> Short problem
Leaving out all images, write out the records that follow exactly.

> Extracted material
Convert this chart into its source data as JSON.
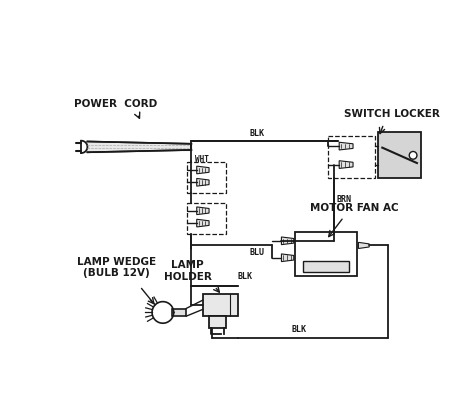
{
  "bg_color": "#ffffff",
  "line_color": "#1a1a1a",
  "text_color": "#1a1a1a",
  "labels": {
    "power_cord": "POWER  CORD",
    "switch_locker": "SWITCH LOCKER",
    "motor_fan": "MOTOR FAN AC",
    "lamp_wedge": "LAMP WEDGE\n(BULB 12V)",
    "lamp_holder": "LAMP\nHOLDER",
    "blk1": "BLK",
    "wht": "WHT",
    "brn": "BRN",
    "blu": "BLU",
    "blk2": "BLK",
    "blk3": "BLK"
  },
  "figsize": [
    4.74,
    4.09
  ],
  "dpi": 100
}
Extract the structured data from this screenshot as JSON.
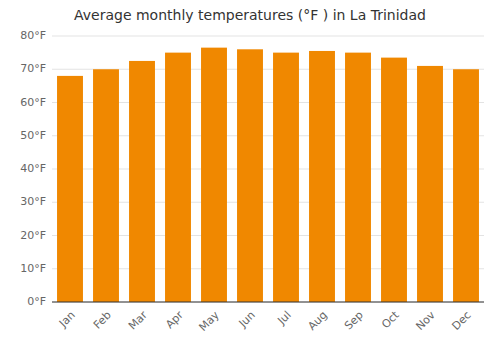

> Completed task
Convert this chart into its source data as JSON.
{
  "bg_color": "#ffffff",
  "line_color": "#1a1a1a",
  "text_color": "#1a1a1a",
  "labels": {
    "power_cord": "POWER  CORD",
    "switch_locker": "SWITCH LOCKER",
    "motor_fan": "MOTOR FAN AC",
    "lamp_wedge": "LAMP WEDGE\n(BULB 12V)",
    "lamp_holder": "LAMP\nHOLDER",
    "blk1": "BLK",
    "wht": "WHT",
    "brn": "BRN",
    "blu": "BLU",
    "blk2": "BLK",
    "blk3": "BLK"
  },
  "figsize": [
    4.74,
    4.09
  ],
  "dpi": 100
}
Extract the structured data from this screenshot as JSON.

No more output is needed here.